* _TASK PROMPT_:
Write every line of the material out exactly as shown.

***** EXERCISE MATERIAL

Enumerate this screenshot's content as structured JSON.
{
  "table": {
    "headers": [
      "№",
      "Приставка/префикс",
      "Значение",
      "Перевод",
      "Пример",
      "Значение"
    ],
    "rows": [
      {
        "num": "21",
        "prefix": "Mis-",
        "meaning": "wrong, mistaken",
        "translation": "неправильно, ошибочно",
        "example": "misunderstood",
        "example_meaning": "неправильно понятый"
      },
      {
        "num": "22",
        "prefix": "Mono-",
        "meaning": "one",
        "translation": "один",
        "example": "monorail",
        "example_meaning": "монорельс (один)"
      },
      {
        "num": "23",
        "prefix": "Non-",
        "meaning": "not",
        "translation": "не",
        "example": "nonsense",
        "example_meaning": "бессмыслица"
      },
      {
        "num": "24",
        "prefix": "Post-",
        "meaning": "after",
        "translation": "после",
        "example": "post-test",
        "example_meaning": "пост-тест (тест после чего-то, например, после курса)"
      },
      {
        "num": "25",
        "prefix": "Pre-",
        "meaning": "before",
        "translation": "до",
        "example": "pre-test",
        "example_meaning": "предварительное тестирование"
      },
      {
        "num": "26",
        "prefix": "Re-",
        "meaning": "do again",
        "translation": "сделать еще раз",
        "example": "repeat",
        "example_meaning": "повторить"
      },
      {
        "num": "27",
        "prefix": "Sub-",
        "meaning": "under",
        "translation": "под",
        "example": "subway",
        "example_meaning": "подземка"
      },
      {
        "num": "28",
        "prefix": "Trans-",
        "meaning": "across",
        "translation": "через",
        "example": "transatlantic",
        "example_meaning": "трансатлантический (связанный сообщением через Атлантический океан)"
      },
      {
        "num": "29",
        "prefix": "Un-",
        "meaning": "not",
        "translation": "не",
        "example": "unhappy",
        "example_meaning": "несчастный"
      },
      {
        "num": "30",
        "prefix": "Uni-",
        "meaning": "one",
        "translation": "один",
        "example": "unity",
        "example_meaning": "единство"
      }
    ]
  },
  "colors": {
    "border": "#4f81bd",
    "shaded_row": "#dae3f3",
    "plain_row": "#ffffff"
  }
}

**********

* _IN RESPONSE_:
Enumerate this screenshot's content as structured JSON.
{
  "table": {
    "headers": [
      "№",
      "Приставка/префикс",
      "Значение",
      "Перевод",
      "Пример",
      "Значение"
    ],
    "rows": [
      {
        "num": "21",
        "prefix": "Mis-",
        "meaning": "wrong, mistaken",
        "translation": "неправильно, ошибочно",
        "example": "misunderstood",
        "example_meaning": "неправильно понятый"
      },
      {
        "num": "22",
        "prefix": "Mono-",
        "meaning": "one",
        "translation": "один",
        "example": "monorail",
        "example_meaning": "монорельс (один)"
      },
      {
        "num": "23",
        "prefix": "Non-",
        "meaning": "not",
        "translation": "не",
        "example": "nonsense",
        "example_meaning": "бессмыслица"
      },
      {
        "num": "24",
        "prefix": "Post-",
        "meaning": "after",
        "translation": "после",
        "example": "post-test",
        "example_meaning": "пост-тест (тест после чего-то, например, после курса)"
      },
      {
        "num": "25",
        "prefix": "Pre-",
        "meaning": "before",
        "translation": "до",
        "example": "pre-test",
        "example_meaning": "предварительное тестирование"
      },
      {
        "num": "26",
        "prefix": "Re-",
        "meaning": "do again",
        "translation": "сделать еще раз",
        "example": "repeat",
        "example_meaning": "повторить"
      },
      {
        "num": "27",
        "prefix": "Sub-",
        "meaning": "under",
        "translation": "под",
        "example": "subway",
        "example_meaning": "подземка"
      },
      {
        "num": "28",
        "prefix": "Trans-",
        "meaning": "across",
        "translation": "через",
        "example": "transatlantic",
        "example_meaning": "трансатлантический (связанный сообщением через Атлантический океан)"
      },
      {
        "num": "29",
        "prefix": "Un-",
        "meaning": "not",
        "translation": "не",
        "example": "unhappy",
        "example_meaning": "несчастный"
      },
      {
        "num": "30",
        "prefix": "Uni-",
        "meaning": "one",
        "translation": "один",
        "example": "unity",
        "example_meaning": "единство"
      }
    ]
  },
  "colors": {
    "border": "#4f81bd",
    "shaded_row": "#dae3f3",
    "plain_row": "#ffffff"
  }
}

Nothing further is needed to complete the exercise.